** start of Record set **
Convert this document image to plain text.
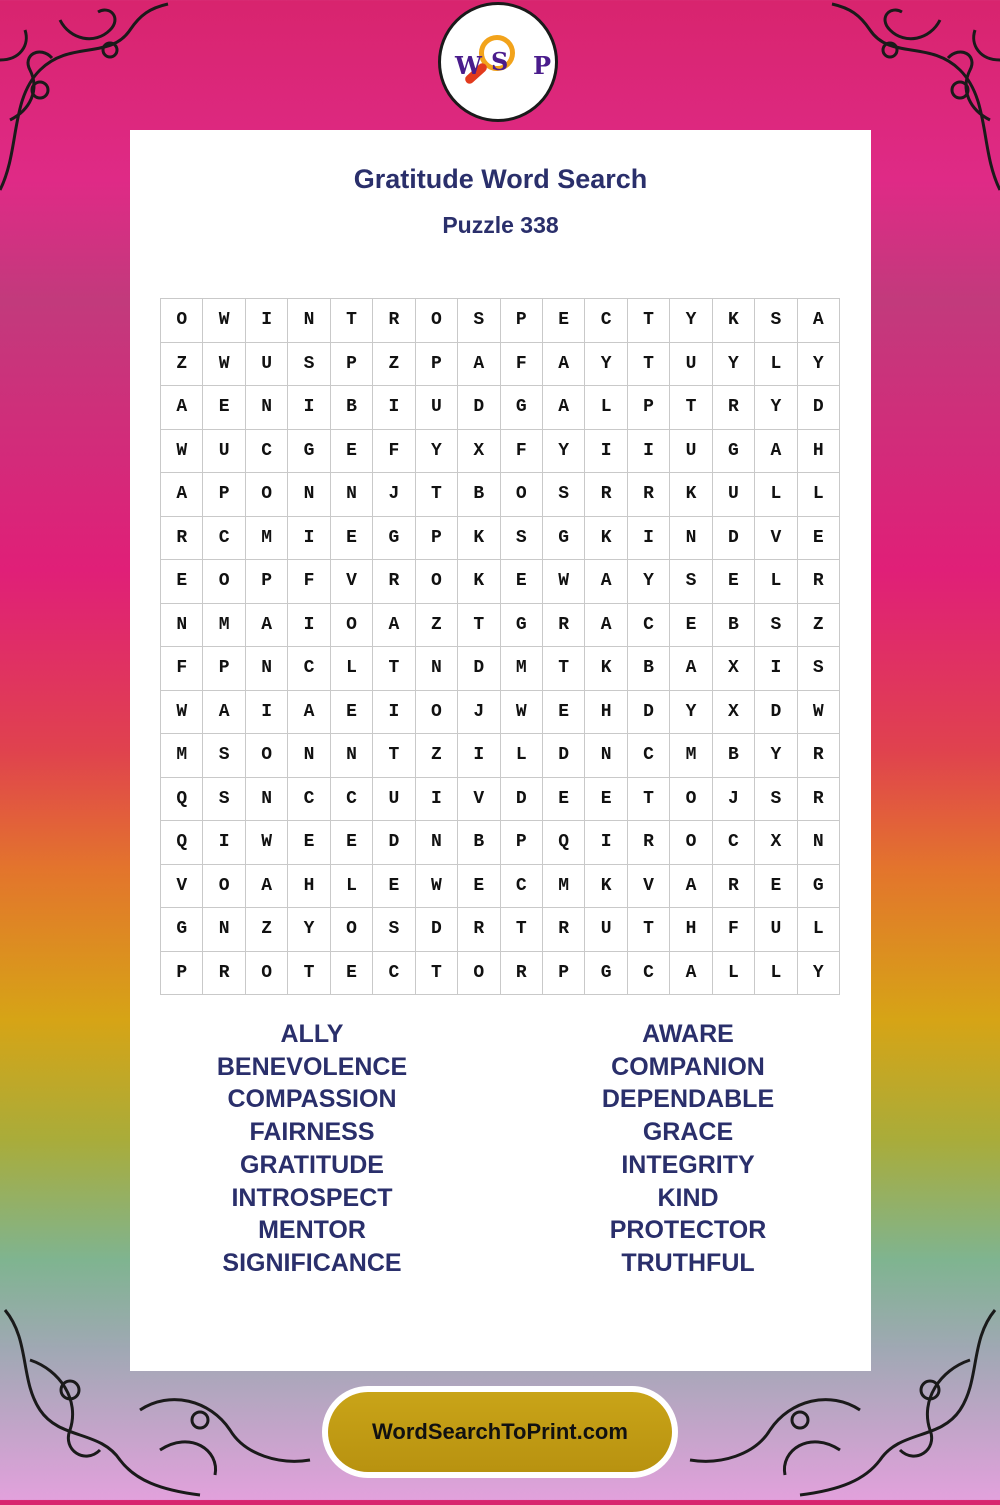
Gratitude Word Search
Puzzle 338
O	W	I	N	T	R	O	S	P	E	C	T	Y	K	S	A
Z	W	U	S	P	Z	P	A	F	A	Y	T	U	Y	L	Y
A	E	N	I	B	I	U	D	G	A	L	P	T	R	Y	D
W	U	C	G	E	F	Y	X	F	Y	I	I	U	G	A	H
A	P	O	N	N	J	T	B	O	S	R	R	K	U	L	L
R	C	M	I	E	G	P	K	S	G	K	I	N	D	V	E
E	O	P	F	V	R	O	K	E	W	A	Y	S	E	L	R
N	M	A	I	O	A	Z	T	G	R	A	C	E	B	S	Z
F	P	N	C	L	T	N	D	M	T	K	B	A	X	I	S
W	A	I	A	E	I	O	J	W	E	H	D	Y	X	D	W
M	S	O	N	N	T	Z	I	L	D	N	C	M	B	Y	R
Q	S	N	C	C	U	I	V	D	E	E	T	O	J	S	R
Q	I	W	E	E	D	N	B	P	Q	I	R	O	C	X	N
V	O	A	H	L	E	W	E	C	M	K	V	A	R	E	G
G	N	Z	Y	O	S	D	R	T	R	U	T	H	F	U	L
P	R	O	T	E	C	T	O	R	P	G	C	A	L	L	Y
ALLY
BENEVOLENCE
COMPASSION
FAIRNESS
GRATITUDE
INTROSPECT
MENTOR
SIGNIFICANCE
AWARE
COMPANION
DEPENDABLE
GRACE
INTEGRITY
KIND
PROTECTOR
TRUTHFUL
W S P
WordSearchToPrint.com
** end of Record set **
Every record gets retyped exactly; no picture goes into the copy.

▶ [Task output]:
Convert this document image to plain text.
Gratitude Word Search
Puzzle 338
O	W	I	N	T	R	O	S	P	E	C	T	Y	K	S	A
Z	W	U	S	P	Z	P	A	F	A	Y	T	U	Y	L	Y
A	E	N	I	B	I	U	D	G	A	L	P	T	R	Y	D
W	U	C	G	E	F	Y	X	F	Y	I	I	U	G	A	H
A	P	O	N	N	J	T	B	O	S	R	R	K	U	L	L
R	C	M	I	E	G	P	K	S	G	K	I	N	D	V	E
E	O	P	F	V	R	O	K	E	W	A	Y	S	E	L	R
N	M	A	I	O	A	Z	T	G	R	A	C	E	B	S	Z
F	P	N	C	L	T	N	D	M	T	K	B	A	X	I	S
W	A	I	A	E	I	O	J	W	E	H	D	Y	X	D	W
M	S	O	N	N	T	Z	I	L	D	N	C	M	B	Y	R
Q	S	N	C	C	U	I	V	D	E	E	T	O	J	S	R
Q	I	W	E	E	D	N	B	P	Q	I	R	O	C	X	N
V	O	A	H	L	E	W	E	C	M	K	V	A	R	E	G
G	N	Z	Y	O	S	D	R	T	R	U	T	H	F	U	L
P	R	O	T	E	C	T	O	R	P	G	C	A	L	L	Y
ALLY
BENEVOLENCE
COMPASSION
FAIRNESS
GRATITUDE
INTROSPECT
MENTOR
SIGNIFICANCE
AWARE
COMPANION
DEPENDABLE
GRACE
INTEGRITY
KIND
PROTECTOR
TRUTHFUL
W S P
WordSearchToPrint.com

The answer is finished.